Material for this exercise:
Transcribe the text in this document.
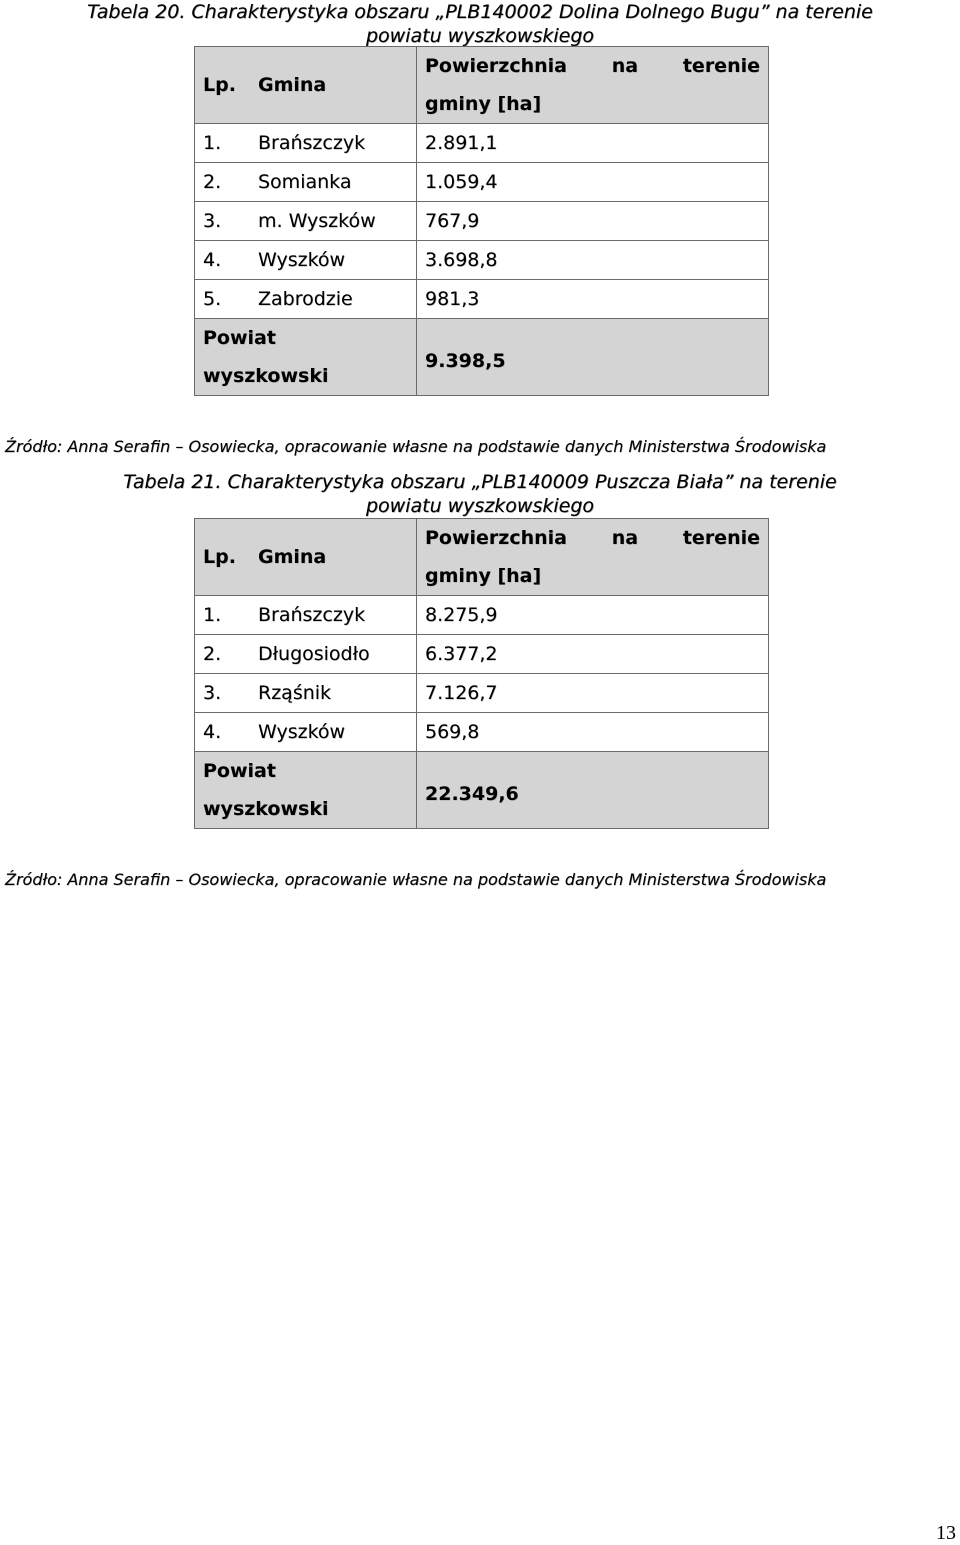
Tabela 20. Charakterystyka obszaru „PLB140002 Dolina Dolnego Bugu” na terenie
powiatu wyszkowskiego
Lp.	Gmina	Powierzchnia na terenie
gminy [ha]

1.	Brańszczyk	2.891,1
2.	Somianka	1.059,4
3.	m. Wyszków	767,9
4.	Wyszków	3.698,8
5.	Zabrodzie	981,3

Powiat
wyszkowski		9.398,5
Źródło: Anna Serafin – Osowiecka, opracowanie własne na podstawie danych Ministerstwa Środowiska
Tabela 21. Charakterystyka obszaru „PLB140009 Puszcza Biała” na terenie
powiatu wyszkowskiego
Lp.	Gmina	Powierzchnia na terenie
gminy [ha]

1.	Brańszczyk	8.275,9
2.	Długosiodło	6.377,2
3.	Rząśnik	7.126,7
4.	Wyszków	569,8

Powiat
wyszkowski		22.349,6
Źródło: Anna Serafin – Osowiecka, opracowanie własne na podstawie danych Ministerstwa Środowiska
13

Problem details:
Copy every line above word for word and exclude the pictures.

Exercise output:
Transcribe the text in this document.
Tabela 20. Charakterystyka obszaru „PLB140002 Dolina Dolnego Bugu” na terenie
powiatu wyszkowskiego
Lp.	Gmina	Powierzchnia na terenie
gminy [ha]

1.	Brańszczyk	2.891,1
2.	Somianka	1.059,4
3.	m. Wyszków	767,9
4.	Wyszków	3.698,8
5.	Zabrodzie	981,3

Powiat
wyszkowski		9.398,5
Źródło: Anna Serafin – Osowiecka, opracowanie własne na podstawie danych Ministerstwa Środowiska
Tabela 21. Charakterystyka obszaru „PLB140009 Puszcza Biała” na terenie
powiatu wyszkowskiego
Lp.	Gmina	Powierzchnia na terenie
gminy [ha]

1.	Brańszczyk	8.275,9
2.	Długosiodło	6.377,2
3.	Rząśnik	7.126,7
4.	Wyszków	569,8

Powiat
wyszkowski		22.349,6
Źródło: Anna Serafin – Osowiecka, opracowanie własne na podstawie danych Ministerstwa Środowiska
13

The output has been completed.